PROBLEM DETAILS.
Reproduce the entries beneath exactly, without their images.

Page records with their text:
*** Block opens ***
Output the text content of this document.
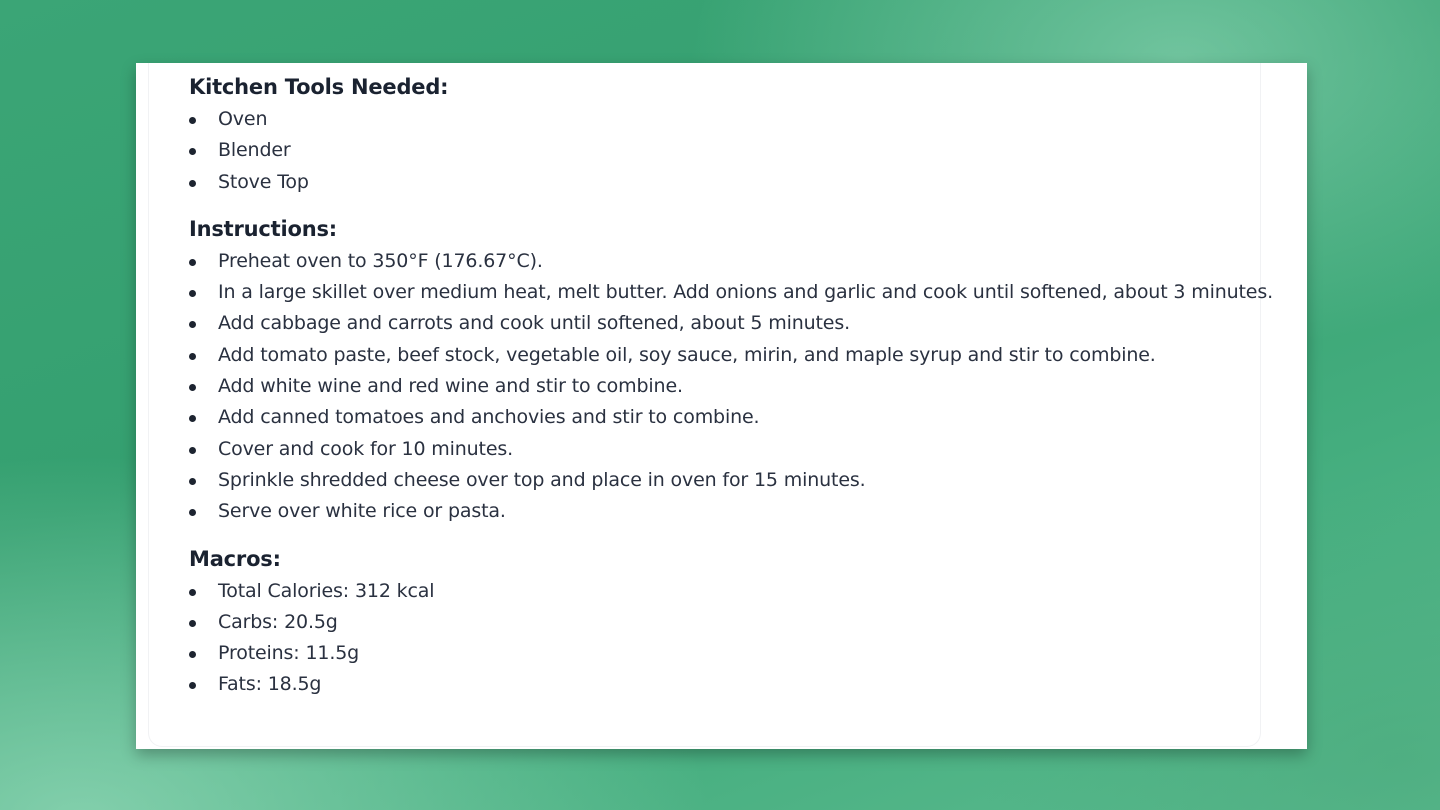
Kitchen Tools Needed:
Oven
Blender
Stove Top
Instructions:
Preheat oven to 350°F (176.67°C).
In a large skillet over medium heat, melt butter. Add onions and garlic and cook until softened, about 3 minutes.
Add cabbage and carrots and cook until softened, about 5 minutes.
Add tomato paste, beef stock, vegetable oil, soy sauce, mirin, and maple syrup and stir to combine.
Add white wine and red wine and stir to combine.
Add canned tomatoes and anchovies and stir to combine.
Cover and cook for 10 minutes.
Sprinkle shredded cheese over top and place in oven for 15 minutes.
Serve over white rice or pasta.
Macros:
Total Calories: 312 kcal
Carbs: 20.5g
Proteins: 11.5g
Fats: 18.5g
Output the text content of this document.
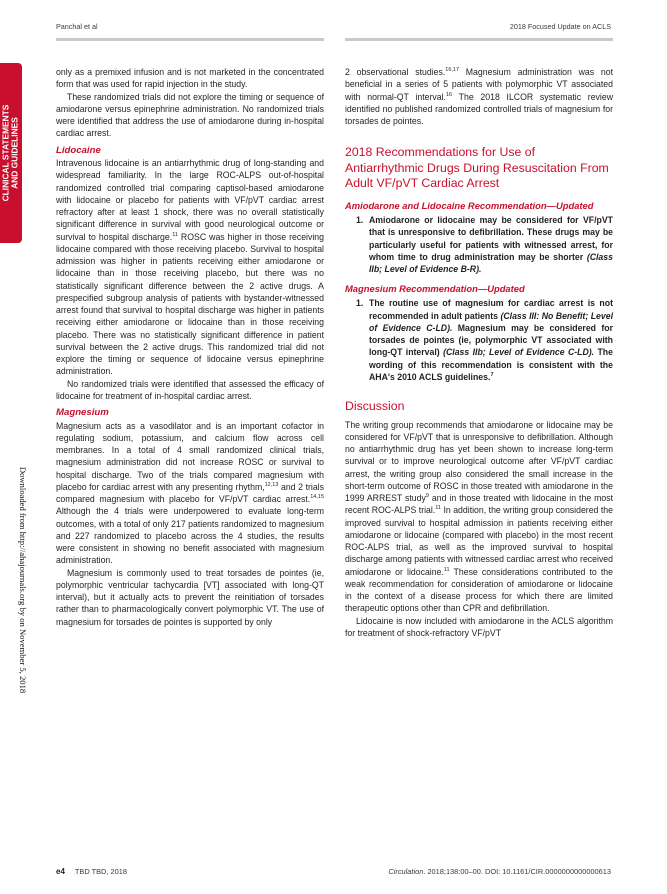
Panchal et al	2018 Focused Update on ACLS
CLINICAL STATEMENTS AND GUIDELINES
Downloaded from http://ahajournals.org by on November 5, 2018

only as a premixed infusion and is not marketed in the concentrated form that was used for rapid injection in the study.

These randomized trials did not explore the timing or sequence of amiodarone versus epinephrine administration. No randomized trials were identified that address the use of amiodarone during in-hospital cardiac arrest.

Lidocaine

Intravenous lidocaine is an antiarrhythmic drug of long-standing and widespread familiarity. In the large ROC-ALPS out-of-hospital randomized controlled trial comparing captisol-based amiodarone with lidocaine or placebo for patients with VF/pVT cardiac arrest refractory after at least 1 shock, there was no overall statistically significant difference in survival with good neurological outcome or survival to hospital discharge.$^{11}$ ROSC was higher in those receiving lidocaine compared with those receiving placebo. Survival to hospital admission was higher in patients receiving either amiodarone or lidocaine than in those receiving placebo, but there was no statistically significant difference between the 2 active drugs. A prespecified subgroup analysis of patients with bystander-witnessed arrest found that survival to hospital discharge was higher in patients receiving either amiodarone or lidocaine than in those receiving placebo. There was no statistically significant difference in patient survival between the 2 active drugs. This randomized trial did not explore the timing or sequence of lidocaine versus epinephrine administration.

No randomized trials were identified that assessed the efficacy of lidocaine for treatment of in-hospital cardiac arrest.

Magnesium

Magnesium acts as a vasodilator and is an important cofactor in regulating sodium, potassium, and calcium flow across cell membranes. In a total of 4 small randomized clinical trials, magnesium administration did not increase ROSC or survival to hospital discharge. Two of the trials compared magnesium with placebo for cardiac arrest with any presenting rhythm,$^{12,13}$ and 2 trials compared magnesium with placebo for VF/pVT cardiac arrest.$^{14,15}$ Although the 4 trials were underpowered to evaluate long-term outcomes, with a total of only 217 patients randomized to magnesium and 227 randomized to placebo across the 4 studies, the results were consistent in showing no benefit associated with magnesium administration.

Magnesium is commonly used to treat torsades de pointes (ie, polymorphic ventricular tachycardia [VT] associated with long-QT interval), but it actually acts to prevent the reinitiation of torsades rather than to pharmacologically convert polymorphic VT. The use of magnesium for torsades de pointes is supported by only

2 observational studies.$^{16,17}$ Magnesium administration was not beneficial in a series of 5 patients with polymorphic VT associated with normal-QT interval.$^{16}$ The 2018 ILCOR systematic review identified no published randomized controlled trials of magnesium for torsades de pointes.

2018 Recommendations for Use of Antiarrhythmic Drugs During Resuscitation From Adult VF/pVT Cardiac Arrest
Amiodarone and Lidocaine Recommendation—Updated
1. Amiodarone or lidocaine may be considered for VF/pVT that is unresponsive to defibrillation. These drugs may be particularly useful for patients with witnessed arrest, for whom time to drug administration may be shorter (Class IIb; Level of Evidence B-R).
Magnesium Recommendation—Updated
1. The routine use of magnesium for cardiac arrest is not recommended in adult patients (Class III: No Benefit; Level of Evidence C-LD). Magnesium may be considered for torsades de pointes (ie, polymorphic VT associated with long-QT interval) (Class IIb; Level of Evidence C-LD). The wording of this recommendation is consistent with the AHA's 2010 ACLS guidelines.$^7$
Discussion

The writing group recommends that amiodarone or lidocaine may be considered for VF/pVT that is unresponsive to defibrillation. Although no antiarrhythmic drug has yet been shown to increase long-term survival or to improve neurological outcome after VF/pVT cardiac arrest, the writing group also considered the small increase in the short-term outcome of ROSC in those treated with amiodarone in the 1999 ARREST study$^9$ and in those treated with lidocaine in the most recent ROC-ALPS trial.$^{11}$ In addition, the writing group considered the improved survival to hospital admission in patients receiving either amiodarone or lidocaine (compared with placebo) in the most recent ROC-ALPS trial, as well as the improved survival to hospital discharge among patients with witnessed cardiac arrest who received amiodarone or lidocaine.$^{11}$ These considerations contributed to the weak recommendation for consideration of amiodarone or lidocaine in the context of a disease process for which there are limited therapeutic options other than CPR and defibrillation.

Lidocaine is now included with amiodarone in the ACLS algorithm for treatment of shock-refractory VF/pVT

e4 TBD TBD, 2018	Circulation. 2018;138:00–00. DOI: 10.1161/CIR.0000000000000613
*** Block closes ***
RESULT OF THIS EXERCISE.
Output the text content of this document.
Kitchen Tools Needed:
Oven
Blender
Stove Top
Instructions:
Preheat oven to 350°F (176.67°C).
In a large skillet over medium heat, melt butter. Add onions and garlic and cook until softened, about 3 minutes.
Add cabbage and carrots and cook until softened, about 5 minutes.
Add tomato paste, beef stock, vegetable oil, soy sauce, mirin, and maple syrup and stir to combine.
Add white wine and red wine and stir to combine.
Add canned tomatoes and anchovies and stir to combine.
Cover and cook for 10 minutes.
Sprinkle shredded cheese over top and place in oven for 15 minutes.
Serve over white rice or pasta.
Macros:
Total Calories: 312 kcal
Carbs: 20.5g
Proteins: 11.5g
Fats: 18.5g
Output the text content of this document.
Panchal et al	2018 Focused Update on ACLS
CLINICAL STATEMENTS AND GUIDELINES
Downloaded from http://ahajournals.org by on November 5, 2018

only as a premixed infusion and is not marketed in the concentrated form that was used for rapid injection in the study.

These randomized trials did not explore the timing or sequence of amiodarone versus epinephrine administration. No randomized trials were identified that address the use of amiodarone during in-hospital cardiac arrest.

Lidocaine

Intravenous lidocaine is an antiarrhythmic drug of long-standing and widespread familiarity. In the large ROC-ALPS out-of-hospital randomized controlled trial comparing captisol-based amiodarone with lidocaine or placebo for patients with VF/pVT cardiac arrest refractory after at least 1 shock, there was no overall statistically significant difference in survival with good neurological outcome or survival to hospital discharge.$^{11}$ ROSC was higher in those receiving lidocaine compared with those receiving placebo. Survival to hospital admission was higher in patients receiving either amiodarone or lidocaine than in those receiving placebo, but there was no statistically significant difference between the 2 active drugs. A prespecified subgroup analysis of patients with bystander-witnessed arrest found that survival to hospital discharge was higher in patients receiving either amiodarone or lidocaine than in those receiving placebo. There was no statistically significant difference in patient survival between the 2 active drugs. This randomized trial did not explore the timing or sequence of lidocaine versus epinephrine administration.

No randomized trials were identified that assessed the efficacy of lidocaine for treatment of in-hospital cardiac arrest.

Magnesium

Magnesium acts as a vasodilator and is an important cofactor in regulating sodium, potassium, and calcium flow across cell membranes. In a total of 4 small randomized clinical trials, magnesium administration did not increase ROSC or survival to hospital discharge. Two of the trials compared magnesium with placebo for cardiac arrest with any presenting rhythm,$^{12,13}$ and 2 trials compared magnesium with placebo for VF/pVT cardiac arrest.$^{14,15}$ Although the 4 trials were underpowered to evaluate long-term outcomes, with a total of only 217 patients randomized to magnesium and 227 randomized to placebo across the 4 studies, the results were consistent in showing no benefit associated with magnesium administration.

Magnesium is commonly used to treat torsades de pointes (ie, polymorphic ventricular tachycardia [VT] associated with long-QT interval), but it actually acts to prevent the reinitiation of torsades rather than to pharmacologically convert polymorphic VT. The use of magnesium for torsades de pointes is supported by only

2 observational studies.$^{16,17}$ Magnesium administration was not beneficial in a series of 5 patients with polymorphic VT associated with normal-QT interval.$^{16}$ The 2018 ILCOR systematic review identified no published randomized controlled trials of magnesium for torsades de pointes.

2018 Recommendations for Use of Antiarrhythmic Drugs During Resuscitation From Adult VF/pVT Cardiac Arrest
Amiodarone and Lidocaine Recommendation—Updated
1. Amiodarone or lidocaine may be considered for VF/pVT that is unresponsive to defibrillation. These drugs may be particularly useful for patients with witnessed arrest, for whom time to drug administration may be shorter (Class IIb; Level of Evidence B-R).
Magnesium Recommendation—Updated
1. The routine use of magnesium for cardiac arrest is not recommended in adult patients (Class III: No Benefit; Level of Evidence C-LD). Magnesium may be considered for torsades de pointes (ie, polymorphic VT associated with long-QT interval) (Class IIb; Level of Evidence C-LD). The wording of this recommendation is consistent with the AHA's 2010 ACLS guidelines.$^7$
Discussion

The writing group recommends that amiodarone or lidocaine may be considered for VF/pVT that is unresponsive to defibrillation. Although no antiarrhythmic drug has yet been shown to increase long-term survival or to improve neurological outcome after VF/pVT cardiac arrest, the writing group also considered the small increase in the short-term outcome of ROSC in those treated with amiodarone in the 1999 ARREST study$^9$ and in those treated with lidocaine in the most recent ROC-ALPS trial.$^{11}$ In addition, the writing group considered the improved survival to hospital admission in patients receiving either amiodarone or lidocaine (compared with placebo) in the most recent ROC-ALPS trial, as well as the improved survival to hospital discharge among patients with witnessed cardiac arrest who received amiodarone or lidocaine.$^{11}$ These considerations contributed to the weak recommendation for consideration of amiodarone or lidocaine in the context of a disease process for which there are limited therapeutic options other than CPR and defibrillation.

Lidocaine is now included with amiodarone in the ACLS algorithm for treatment of shock-refractory VF/pVT

e4 TBD TBD, 2018	Circulation. 2018;138:00–00. DOI: 10.1161/CIR.0000000000000613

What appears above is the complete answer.